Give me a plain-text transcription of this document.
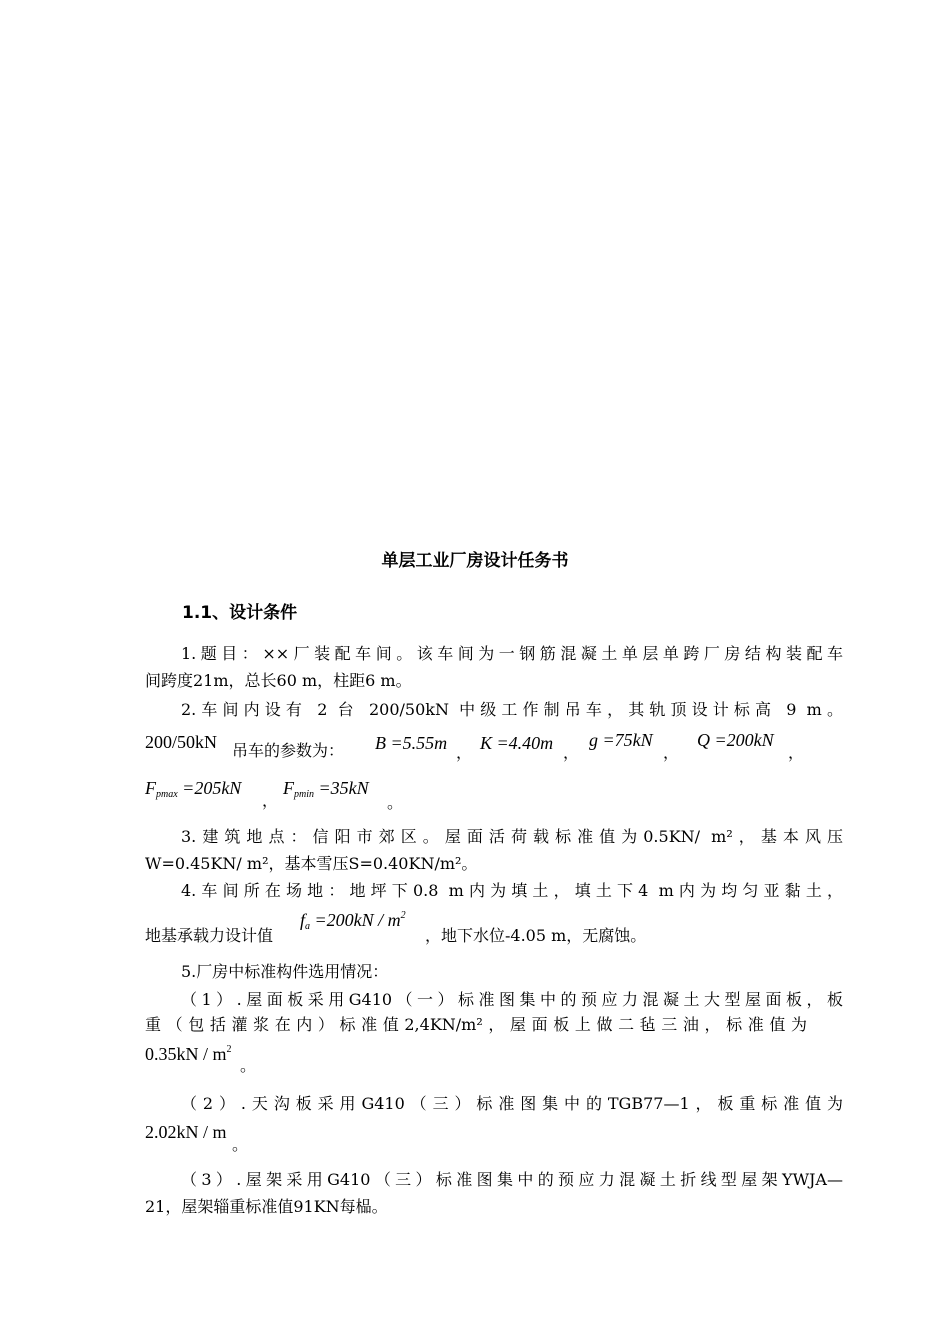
单层工业厂房设计任务书
1.1、设计条件
1.题目：××厂装配车间。该车间为一钢筋混凝土单层单跨厂房结构装配车
间跨度21m，总长60 m，柱距6 m。
2.车间内设有 2 台 200/50kN 中级工作制吊车，其轨顶设计标高 9 m。
200/50kN 吊车的参数为： B =5.55m ， K =4.40m ，
g =75kN
，
Q =200kN
，
$F_{pmax} =205kN$
，
$F_{pmin} =35kN$
。
3.建筑地点：信阳市郊区。屋面活荷载标准值为0.5KN/ m²，基本风压
W=0.45KN/ m²，基本雪压S=0.40KN/m²。
4.车间所在场地：地坪下0.8 m内为填土，填土下4 m内为均匀亚黏土，
地基承载力设计值
$f_a =200kN / m^2$
，地下水位-4.05 m，无腐蚀。
5.厂房中标准构件选用情况：
（1）.屋面板采用G410（一）标准图集中的预应力混凝土大型屋面板，板
重（包括灌浆在内）标准值2,4KN/m²，屋面板上做二毡三油，标准值为
$0.35kN / m^2$
。
（2）.天沟板采用G410（三）标准图集中的TGB77—1，板重标准值为
2.02kN / m
。
（3）.屋架采用G410（三）标准图集中的预应力混凝土折线型屋架YWJA—
21，屋架辎重标准值91KN每榀。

□ □ □

--- THE TASK ---
Reproduce the data verbatim. Do not carry any picture into the copy.

--- FULL ANSWER ---
Give me a plain-text transcription of this document.
单层工业厂房设计任务书
1.1、设计条件
1.题目：××厂装配车间。该车间为一钢筋混凝土单层单跨厂房结构装配车
间跨度21m，总长60 m，柱距6 m。
2.车间内设有 2 台 200/50kN 中级工作制吊车，其轨顶设计标高 9 m。
200/50kN 吊车的参数为： B =5.55m ， K =4.40m ，
g =75kN
，
Q =200kN
，
$F_{pmax} =205kN$
，
$F_{pmin} =35kN$
。
3.建筑地点：信阳市郊区。屋面活荷载标准值为0.5KN/ m²，基本风压
W=0.45KN/ m²，基本雪压S=0.40KN/m²。
4.车间所在场地：地坪下0.8 m内为填土，填土下4 m内为均匀亚黏土，
地基承载力设计值
$f_a =200kN / m^2$
，地下水位-4.05 m，无腐蚀。
5.厂房中标准构件选用情况：
（1）.屋面板采用G410（一）标准图集中的预应力混凝土大型屋面板，板
重（包括灌浆在内）标准值2,4KN/m²，屋面板上做二毡三油，标准值为
$0.35kN / m^2$
。
（2）.天沟板采用G410（三）标准图集中的TGB77—1，板重标准值为
2.02kN / m
。
（3）.屋架采用G410（三）标准图集中的预应力混凝土折线型屋架YWJA—
21，屋架辎重标准值91KN每榀。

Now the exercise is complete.